_What is asked_
Reproduce all entries verbatim, with nothing added or dropped.

● ● ● ● ● ● ●

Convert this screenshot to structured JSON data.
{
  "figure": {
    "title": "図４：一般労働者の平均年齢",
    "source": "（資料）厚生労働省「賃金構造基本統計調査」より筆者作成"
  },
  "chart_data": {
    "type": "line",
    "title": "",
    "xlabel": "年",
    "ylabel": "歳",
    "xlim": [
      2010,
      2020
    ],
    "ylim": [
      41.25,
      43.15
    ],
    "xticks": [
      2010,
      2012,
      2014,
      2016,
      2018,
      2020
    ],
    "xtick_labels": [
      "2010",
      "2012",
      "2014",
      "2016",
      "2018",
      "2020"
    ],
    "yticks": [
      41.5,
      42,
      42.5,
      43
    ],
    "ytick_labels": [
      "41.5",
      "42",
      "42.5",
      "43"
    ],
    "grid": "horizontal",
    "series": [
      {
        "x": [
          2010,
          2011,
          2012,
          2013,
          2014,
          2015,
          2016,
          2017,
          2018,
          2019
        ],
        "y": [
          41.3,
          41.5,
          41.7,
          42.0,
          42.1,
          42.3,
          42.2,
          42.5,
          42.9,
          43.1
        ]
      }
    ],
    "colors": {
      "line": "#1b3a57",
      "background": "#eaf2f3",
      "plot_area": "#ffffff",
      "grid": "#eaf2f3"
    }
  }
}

● ● ● ● ● ● ●

_Exercise response_
Convert this screenshot to structured JSON data.
{
  "figure": {
    "title": "図４：一般労働者の平均年齢",
    "source": "（資料）厚生労働省「賃金構造基本統計調査」より筆者作成"
  },
  "chart_data": {
    "type": "line",
    "title": "",
    "xlabel": "年",
    "ylabel": "歳",
    "xlim": [
      2010,
      2020
    ],
    "ylim": [
      41.25,
      43.15
    ],
    "xticks": [
      2010,
      2012,
      2014,
      2016,
      2018,
      2020
    ],
    "xtick_labels": [
      "2010",
      "2012",
      "2014",
      "2016",
      "2018",
      "2020"
    ],
    "yticks": [
      41.5,
      42,
      42.5,
      43
    ],
    "ytick_labels": [
      "41.5",
      "42",
      "42.5",
      "43"
    ],
    "grid": "horizontal",
    "series": [
      {
        "x": [
          2010,
          2011,
          2012,
          2013,
          2014,
          2015,
          2016,
          2017,
          2018,
          2019
        ],
        "y": [
          41.3,
          41.5,
          41.7,
          42.0,
          42.1,
          42.3,
          42.2,
          42.5,
          42.9,
          43.1
        ]
      }
    ],
    "colors": {
      "line": "#1b3a57",
      "background": "#eaf2f3",
      "plot_area": "#ffffff",
      "grid": "#eaf2f3"
    }
  }
}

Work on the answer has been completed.